-------- Dataset records --------
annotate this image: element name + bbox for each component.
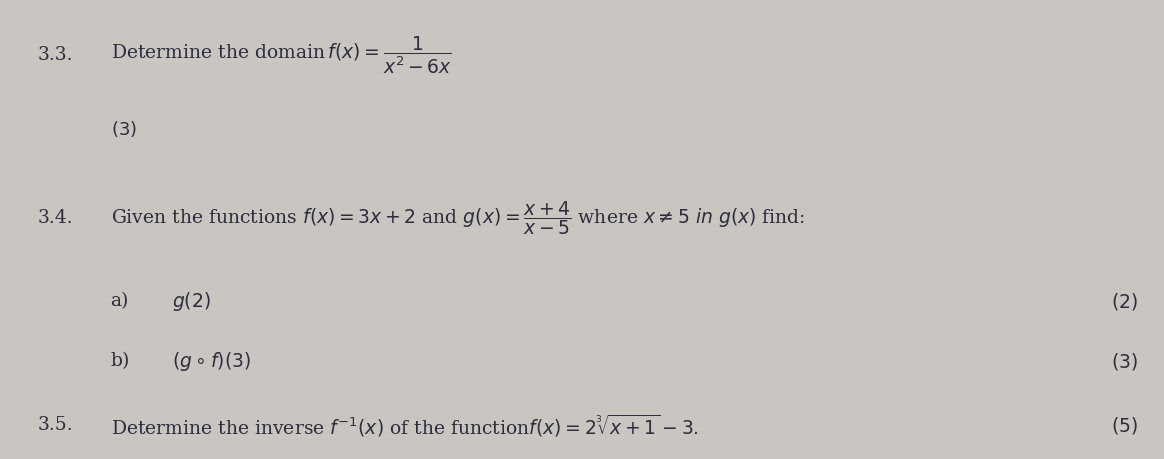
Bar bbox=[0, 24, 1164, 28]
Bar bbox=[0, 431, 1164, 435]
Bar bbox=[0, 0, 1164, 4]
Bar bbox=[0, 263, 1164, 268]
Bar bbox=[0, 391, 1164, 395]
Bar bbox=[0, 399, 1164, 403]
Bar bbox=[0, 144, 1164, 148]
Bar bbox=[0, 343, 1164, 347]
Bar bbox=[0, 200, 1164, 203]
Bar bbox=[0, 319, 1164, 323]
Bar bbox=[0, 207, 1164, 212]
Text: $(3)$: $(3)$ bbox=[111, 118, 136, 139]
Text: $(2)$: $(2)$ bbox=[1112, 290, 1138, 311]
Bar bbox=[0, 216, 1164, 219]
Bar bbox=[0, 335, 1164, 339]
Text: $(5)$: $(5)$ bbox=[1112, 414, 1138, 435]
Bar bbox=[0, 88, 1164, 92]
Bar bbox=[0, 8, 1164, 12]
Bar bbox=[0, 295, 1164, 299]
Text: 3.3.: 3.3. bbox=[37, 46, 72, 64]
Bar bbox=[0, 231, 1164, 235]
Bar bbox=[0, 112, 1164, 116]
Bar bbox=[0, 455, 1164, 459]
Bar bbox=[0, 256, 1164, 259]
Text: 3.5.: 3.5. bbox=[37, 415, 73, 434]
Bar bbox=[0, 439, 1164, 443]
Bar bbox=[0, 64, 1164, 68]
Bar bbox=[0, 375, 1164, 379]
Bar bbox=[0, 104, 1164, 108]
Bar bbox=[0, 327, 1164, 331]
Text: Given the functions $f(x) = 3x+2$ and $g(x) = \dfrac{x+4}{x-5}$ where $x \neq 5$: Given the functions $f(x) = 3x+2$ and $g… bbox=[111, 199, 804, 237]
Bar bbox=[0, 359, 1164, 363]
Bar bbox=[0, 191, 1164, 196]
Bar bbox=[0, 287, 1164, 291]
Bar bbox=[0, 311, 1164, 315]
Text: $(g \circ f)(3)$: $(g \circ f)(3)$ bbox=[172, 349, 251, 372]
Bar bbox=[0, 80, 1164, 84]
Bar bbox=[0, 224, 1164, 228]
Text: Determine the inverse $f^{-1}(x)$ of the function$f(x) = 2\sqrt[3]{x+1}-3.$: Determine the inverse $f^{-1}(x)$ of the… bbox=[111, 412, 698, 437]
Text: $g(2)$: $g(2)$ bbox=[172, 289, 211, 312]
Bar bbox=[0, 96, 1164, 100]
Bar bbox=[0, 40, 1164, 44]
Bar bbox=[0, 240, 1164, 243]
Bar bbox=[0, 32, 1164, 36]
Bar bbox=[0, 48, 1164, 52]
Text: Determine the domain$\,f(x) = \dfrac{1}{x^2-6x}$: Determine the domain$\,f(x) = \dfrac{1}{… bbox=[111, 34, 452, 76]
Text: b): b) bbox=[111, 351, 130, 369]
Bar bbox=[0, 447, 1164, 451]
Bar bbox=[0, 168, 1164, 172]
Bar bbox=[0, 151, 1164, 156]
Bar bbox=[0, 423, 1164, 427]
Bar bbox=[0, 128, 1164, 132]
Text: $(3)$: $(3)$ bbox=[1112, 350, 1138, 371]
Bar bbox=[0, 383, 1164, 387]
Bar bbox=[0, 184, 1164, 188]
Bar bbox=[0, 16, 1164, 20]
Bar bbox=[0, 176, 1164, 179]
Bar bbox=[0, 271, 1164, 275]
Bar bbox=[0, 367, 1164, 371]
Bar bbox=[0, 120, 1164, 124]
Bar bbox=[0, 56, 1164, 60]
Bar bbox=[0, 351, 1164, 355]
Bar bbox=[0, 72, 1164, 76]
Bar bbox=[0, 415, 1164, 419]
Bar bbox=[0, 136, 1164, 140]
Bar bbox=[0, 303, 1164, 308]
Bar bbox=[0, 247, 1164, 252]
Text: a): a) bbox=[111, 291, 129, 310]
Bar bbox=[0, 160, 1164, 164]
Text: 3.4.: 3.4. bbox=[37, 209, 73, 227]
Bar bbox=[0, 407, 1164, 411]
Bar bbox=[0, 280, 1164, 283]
--------
-------- Dataset records --------
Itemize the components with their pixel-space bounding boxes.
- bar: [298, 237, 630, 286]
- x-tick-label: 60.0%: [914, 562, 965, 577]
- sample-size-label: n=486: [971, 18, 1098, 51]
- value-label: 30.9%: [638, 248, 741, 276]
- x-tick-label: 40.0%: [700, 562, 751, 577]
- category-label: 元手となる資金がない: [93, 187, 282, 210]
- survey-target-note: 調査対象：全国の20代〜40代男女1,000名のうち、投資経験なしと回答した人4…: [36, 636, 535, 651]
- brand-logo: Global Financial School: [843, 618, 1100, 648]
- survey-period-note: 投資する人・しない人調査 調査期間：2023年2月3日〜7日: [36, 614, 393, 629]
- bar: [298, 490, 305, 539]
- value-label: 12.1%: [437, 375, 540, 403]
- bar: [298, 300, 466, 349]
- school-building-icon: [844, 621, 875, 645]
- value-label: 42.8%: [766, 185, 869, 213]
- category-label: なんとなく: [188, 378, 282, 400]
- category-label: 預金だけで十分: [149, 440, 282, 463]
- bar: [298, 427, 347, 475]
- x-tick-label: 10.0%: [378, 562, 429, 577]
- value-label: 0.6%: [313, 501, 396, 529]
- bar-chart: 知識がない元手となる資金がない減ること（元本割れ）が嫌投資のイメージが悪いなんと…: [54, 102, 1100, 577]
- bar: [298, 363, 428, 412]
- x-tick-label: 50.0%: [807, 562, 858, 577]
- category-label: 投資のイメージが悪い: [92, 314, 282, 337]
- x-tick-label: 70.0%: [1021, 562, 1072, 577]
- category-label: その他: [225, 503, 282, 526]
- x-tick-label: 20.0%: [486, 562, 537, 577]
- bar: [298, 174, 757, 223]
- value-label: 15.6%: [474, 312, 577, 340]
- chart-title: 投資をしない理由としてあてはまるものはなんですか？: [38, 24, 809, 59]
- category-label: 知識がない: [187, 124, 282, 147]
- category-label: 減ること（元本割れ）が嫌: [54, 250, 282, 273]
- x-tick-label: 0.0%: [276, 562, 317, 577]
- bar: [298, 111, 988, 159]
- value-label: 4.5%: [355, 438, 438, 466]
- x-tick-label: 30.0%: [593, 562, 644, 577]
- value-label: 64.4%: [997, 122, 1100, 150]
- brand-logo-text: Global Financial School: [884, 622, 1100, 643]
--------
-------- Dataset records --------
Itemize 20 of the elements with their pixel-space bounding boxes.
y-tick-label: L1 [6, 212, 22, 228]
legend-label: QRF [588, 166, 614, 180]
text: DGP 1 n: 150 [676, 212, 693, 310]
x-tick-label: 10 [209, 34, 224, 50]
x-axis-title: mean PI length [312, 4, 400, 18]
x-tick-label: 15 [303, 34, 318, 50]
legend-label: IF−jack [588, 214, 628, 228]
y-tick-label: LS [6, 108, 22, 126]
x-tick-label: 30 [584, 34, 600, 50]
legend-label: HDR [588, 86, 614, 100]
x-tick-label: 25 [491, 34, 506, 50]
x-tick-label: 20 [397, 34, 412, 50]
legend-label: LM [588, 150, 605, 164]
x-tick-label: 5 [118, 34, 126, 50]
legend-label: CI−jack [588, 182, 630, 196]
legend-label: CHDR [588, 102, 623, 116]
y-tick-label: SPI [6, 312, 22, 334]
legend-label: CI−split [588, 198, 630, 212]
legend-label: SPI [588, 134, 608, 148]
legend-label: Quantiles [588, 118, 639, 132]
--------
Starting at the line that has "Itemize 20 of" and ending after the line that has "y-tick-label: LS [6, 108, 22, 126]", rename "legend-label" to "key-label" in those lines and give them again with everything else unchanged.

**Answer to this exercise:**
Itemize 20 of the elements with their pixel-space bounding boxes.
y-tick-label: L1 [6, 212, 22, 228]
key-label: QRF [588, 166, 614, 180]
text: DGP 1 n: 150 [676, 212, 693, 310]
x-tick-label: 10 [209, 34, 224, 50]
x-axis-title: mean PI length [312, 4, 400, 18]
x-tick-label: 15 [303, 34, 318, 50]
key-label: IF−jack [588, 214, 628, 228]
y-tick-label: LS [6, 108, 22, 126]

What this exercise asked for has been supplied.